■ DESCRIPTION OF THE TASK ■
Can you retype every record below exactly as written?

----- TASK INPUT -----

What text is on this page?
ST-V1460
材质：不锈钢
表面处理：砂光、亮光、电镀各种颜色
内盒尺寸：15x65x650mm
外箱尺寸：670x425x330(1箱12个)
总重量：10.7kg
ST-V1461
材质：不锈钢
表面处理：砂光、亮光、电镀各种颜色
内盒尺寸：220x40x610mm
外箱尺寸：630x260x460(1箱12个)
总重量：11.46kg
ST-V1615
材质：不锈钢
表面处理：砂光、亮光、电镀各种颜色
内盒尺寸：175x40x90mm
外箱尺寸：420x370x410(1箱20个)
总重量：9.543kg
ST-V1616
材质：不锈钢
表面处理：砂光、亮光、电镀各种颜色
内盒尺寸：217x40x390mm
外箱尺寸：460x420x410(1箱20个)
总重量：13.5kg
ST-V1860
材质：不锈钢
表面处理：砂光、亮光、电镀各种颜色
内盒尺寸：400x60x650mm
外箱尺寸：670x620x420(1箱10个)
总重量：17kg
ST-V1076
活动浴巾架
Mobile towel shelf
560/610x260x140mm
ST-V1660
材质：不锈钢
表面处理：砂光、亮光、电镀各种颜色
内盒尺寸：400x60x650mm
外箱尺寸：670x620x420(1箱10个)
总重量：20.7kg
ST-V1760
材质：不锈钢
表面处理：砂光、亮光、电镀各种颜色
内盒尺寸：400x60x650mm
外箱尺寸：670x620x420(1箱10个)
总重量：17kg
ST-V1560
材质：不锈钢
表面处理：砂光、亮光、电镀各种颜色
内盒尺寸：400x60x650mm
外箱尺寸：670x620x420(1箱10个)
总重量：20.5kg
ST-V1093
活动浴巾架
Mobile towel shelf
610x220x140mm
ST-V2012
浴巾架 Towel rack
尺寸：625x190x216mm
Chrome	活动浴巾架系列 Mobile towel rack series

-----

■ EXPECTED ANSWER ■
What text is on this page?
ST-V1460
材质：不锈钢
表面处理：砂光、亮光、电镀各种颜色
内盒尺寸：15x65x650mm
外箱尺寸：670x425x330(1箱12个)
总重量：10.7kg
ST-V1461
材质：不锈钢
表面处理：砂光、亮光、电镀各种颜色
内盒尺寸：220x40x610mm
外箱尺寸：630x260x460(1箱12个)
总重量：11.46kg
ST-V1615
材质：不锈钢
表面处理：砂光、亮光、电镀各种颜色
内盒尺寸：175x40x90mm
外箱尺寸：420x370x410(1箱20个)
总重量：9.543kg
ST-V1616
材质：不锈钢
表面处理：砂光、亮光、电镀各种颜色
内盒尺寸：217x40x390mm
外箱尺寸：460x420x410(1箱20个)
总重量：13.5kg
ST-V1860
材质：不锈钢
表面处理：砂光、亮光、电镀各种颜色
内盒尺寸：400x60x650mm
外箱尺寸：670x620x420(1箱10个)
总重量：17kg
ST-V1076
活动浴巾架
Mobile towel shelf
560/610x260x140mm
ST-V1660
材质：不锈钢
表面处理：砂光、亮光、电镀各种颜色
内盒尺寸：400x60x650mm
外箱尺寸：670x620x420(1箱10个)
总重量：20.7kg
ST-V1760
材质：不锈钢
表面处理：砂光、亮光、电镀各种颜色
内盒尺寸：400x60x650mm
外箱尺寸：670x620x420(1箱10个)
总重量：17kg
ST-V1560
材质：不锈钢
表面处理：砂光、亮光、电镀各种颜色
内盒尺寸：400x60x650mm
外箱尺寸：670x620x420(1箱10个)
总重量：20.5kg
ST-V1093
活动浴巾架
Mobile towel shelf
610x220x140mm
ST-V2012
浴巾架 Towel rack
尺寸：625x190x216mm
Chrome	活动浴巾架系列 Mobile towel rack series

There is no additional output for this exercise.